■ Task inputs ■
- - -
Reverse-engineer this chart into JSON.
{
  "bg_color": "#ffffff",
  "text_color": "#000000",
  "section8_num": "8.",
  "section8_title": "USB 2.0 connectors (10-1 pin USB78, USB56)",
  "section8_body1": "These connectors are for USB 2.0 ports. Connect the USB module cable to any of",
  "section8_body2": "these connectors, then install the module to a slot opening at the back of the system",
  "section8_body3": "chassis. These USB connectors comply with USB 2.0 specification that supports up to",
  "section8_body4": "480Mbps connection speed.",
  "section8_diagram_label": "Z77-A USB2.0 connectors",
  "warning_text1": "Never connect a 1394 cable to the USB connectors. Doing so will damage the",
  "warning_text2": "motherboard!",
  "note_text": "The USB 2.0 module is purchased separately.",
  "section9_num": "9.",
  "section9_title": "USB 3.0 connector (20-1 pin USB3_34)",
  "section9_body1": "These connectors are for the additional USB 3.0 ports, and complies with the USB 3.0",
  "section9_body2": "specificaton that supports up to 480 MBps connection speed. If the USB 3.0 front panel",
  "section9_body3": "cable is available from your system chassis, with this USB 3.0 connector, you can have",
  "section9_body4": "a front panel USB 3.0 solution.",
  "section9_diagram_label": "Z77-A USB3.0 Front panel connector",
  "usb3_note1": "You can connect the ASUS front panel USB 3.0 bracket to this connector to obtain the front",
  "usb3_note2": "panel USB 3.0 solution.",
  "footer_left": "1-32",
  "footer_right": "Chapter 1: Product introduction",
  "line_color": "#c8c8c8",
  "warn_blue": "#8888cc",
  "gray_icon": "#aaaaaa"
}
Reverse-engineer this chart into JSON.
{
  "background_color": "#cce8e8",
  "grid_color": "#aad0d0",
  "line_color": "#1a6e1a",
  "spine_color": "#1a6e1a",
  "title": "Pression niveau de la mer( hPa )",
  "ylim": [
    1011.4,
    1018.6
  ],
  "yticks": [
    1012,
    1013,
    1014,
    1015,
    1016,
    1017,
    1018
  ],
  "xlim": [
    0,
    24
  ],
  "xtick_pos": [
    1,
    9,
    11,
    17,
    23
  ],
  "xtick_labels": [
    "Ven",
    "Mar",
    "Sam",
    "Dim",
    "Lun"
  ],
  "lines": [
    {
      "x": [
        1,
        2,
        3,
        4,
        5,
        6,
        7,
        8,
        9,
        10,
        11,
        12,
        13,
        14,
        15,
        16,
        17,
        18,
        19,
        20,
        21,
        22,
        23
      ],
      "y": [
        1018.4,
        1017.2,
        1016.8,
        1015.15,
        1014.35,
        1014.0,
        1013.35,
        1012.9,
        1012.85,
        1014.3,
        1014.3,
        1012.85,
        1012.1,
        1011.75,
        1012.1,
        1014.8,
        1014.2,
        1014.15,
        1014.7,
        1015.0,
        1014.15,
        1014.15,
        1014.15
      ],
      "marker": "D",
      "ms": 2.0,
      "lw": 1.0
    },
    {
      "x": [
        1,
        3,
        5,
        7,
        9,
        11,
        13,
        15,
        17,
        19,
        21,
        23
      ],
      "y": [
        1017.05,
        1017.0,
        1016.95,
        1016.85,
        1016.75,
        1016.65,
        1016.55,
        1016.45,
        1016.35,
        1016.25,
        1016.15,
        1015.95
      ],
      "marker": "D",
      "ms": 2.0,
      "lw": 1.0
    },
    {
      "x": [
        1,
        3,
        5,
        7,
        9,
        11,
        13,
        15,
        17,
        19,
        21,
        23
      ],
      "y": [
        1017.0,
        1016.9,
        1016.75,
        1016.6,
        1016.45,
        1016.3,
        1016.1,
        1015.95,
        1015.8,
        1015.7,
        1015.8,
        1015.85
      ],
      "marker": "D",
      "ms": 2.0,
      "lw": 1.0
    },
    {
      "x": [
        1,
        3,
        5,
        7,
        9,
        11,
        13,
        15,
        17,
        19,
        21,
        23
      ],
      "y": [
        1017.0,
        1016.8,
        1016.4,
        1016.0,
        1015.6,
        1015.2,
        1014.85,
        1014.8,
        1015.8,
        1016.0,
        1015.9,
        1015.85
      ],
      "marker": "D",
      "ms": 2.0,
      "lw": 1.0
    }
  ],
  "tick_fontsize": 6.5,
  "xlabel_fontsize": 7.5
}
- - -
■ Prompt ■
Copy out the full listing exactly.

■ The answer ■
Reverse-engineer this chart into JSON.
{
  "bg_color": "#ffffff",
  "text_color": "#000000",
  "section8_num": "8.",
  "section8_title": "USB 2.0 connectors (10-1 pin USB78, USB56)",
  "section8_body1": "These connectors are for USB 2.0 ports. Connect the USB module cable to any of",
  "section8_body2": "these connectors, then install the module to a slot opening at the back of the system",
  "section8_body3": "chassis. These USB connectors comply with USB 2.0 specification that supports up to",
  "section8_body4": "480Mbps connection speed.",
  "section8_diagram_label": "Z77-A USB2.0 connectors",
  "warning_text1": "Never connect a 1394 cable to the USB connectors. Doing so will damage the",
  "warning_text2": "motherboard!",
  "note_text": "The USB 2.0 module is purchased separately.",
  "section9_num": "9.",
  "section9_title": "USB 3.0 connector (20-1 pin USB3_34)",
  "section9_body1": "These connectors are for the additional USB 3.0 ports, and complies with the USB 3.0",
  "section9_body2": "specificaton that supports up to 480 MBps connection speed. If the USB 3.0 front panel",
  "section9_body3": "cable is available from your system chassis, with this USB 3.0 connector, you can have",
  "section9_body4": "a front panel USB 3.0 solution.",
  "section9_diagram_label": "Z77-A USB3.0 Front panel connector",
  "usb3_note1": "You can connect the ASUS front panel USB 3.0 bracket to this connector to obtain the front",
  "usb3_note2": "panel USB 3.0 solution.",
  "footer_left": "1-32",
  "footer_right": "Chapter 1: Product introduction",
  "line_color": "#c8c8c8",
  "warn_blue": "#8888cc",
  "gray_icon": "#aaaaaa"
}
Reverse-engineer this chart into JSON.
{
  "background_color": "#cce8e8",
  "grid_color": "#aad0d0",
  "line_color": "#1a6e1a",
  "spine_color": "#1a6e1a",
  "title": "Pression niveau de la mer( hPa )",
  "ylim": [
    1011.4,
    1018.6
  ],
  "yticks": [
    1012,
    1013,
    1014,
    1015,
    1016,
    1017,
    1018
  ],
  "xlim": [
    0,
    24
  ],
  "xtick_pos": [
    1,
    9,
    11,
    17,
    23
  ],
  "xtick_labels": [
    "Ven",
    "Mar",
    "Sam",
    "Dim",
    "Lun"
  ],
  "lines": [
    {
      "x": [
        1,
        2,
        3,
        4,
        5,
        6,
        7,
        8,
        9,
        10,
        11,
        12,
        13,
        14,
        15,
        16,
        17,
        18,
        19,
        20,
        21,
        22,
        23
      ],
      "y": [
        1018.4,
        1017.2,
        1016.8,
        1015.15,
        1014.35,
        1014.0,
        1013.35,
        1012.9,
        1012.85,
        1014.3,
        1014.3,
        1012.85,
        1012.1,
        1011.75,
        1012.1,
        1014.8,
        1014.2,
        1014.15,
        1014.7,
        1015.0,
        1014.15,
        1014.15,
        1014.15
      ],
      "marker": "D",
      "ms": 2.0,
      "lw": 1.0
    },
    {
      "x": [
        1,
        3,
        5,
        7,
        9,
        11,
        13,
        15,
        17,
        19,
        21,
        23
      ],
      "y": [
        1017.05,
        1017.0,
        1016.95,
        1016.85,
        1016.75,
        1016.65,
        1016.55,
        1016.45,
        1016.35,
        1016.25,
        1016.15,
        1015.95
      ],
      "marker": "D",
      "ms": 2.0,
      "lw": 1.0
    },
    {
      "x": [
        1,
        3,
        5,
        7,
        9,
        11,
        13,
        15,
        17,
        19,
        21,
        23
      ],
      "y": [
        1017.0,
        1016.9,
        1016.75,
        1016.6,
        1016.45,
        1016.3,
        1016.1,
        1015.95,
        1015.8,
        1015.7,
        1015.8,
        1015.85
      ],
      "marker": "D",
      "ms": 2.0,
      "lw": 1.0
    },
    {
      "x": [
        1,
        3,
        5,
        7,
        9,
        11,
        13,
        15,
        17,
        19,
        21,
        23
      ],
      "y": [
        1017.0,
        1016.8,
        1016.4,
        1016.0,
        1015.6,
        1015.2,
        1014.85,
        1014.8,
        1015.8,
        1016.0,
        1015.9,
        1015.85
      ],
      "marker": "D",
      "ms": 2.0,
      "lw": 1.0
    }
  ],
  "tick_fontsize": 6.5,
  "xlabel_fontsize": 7.5
}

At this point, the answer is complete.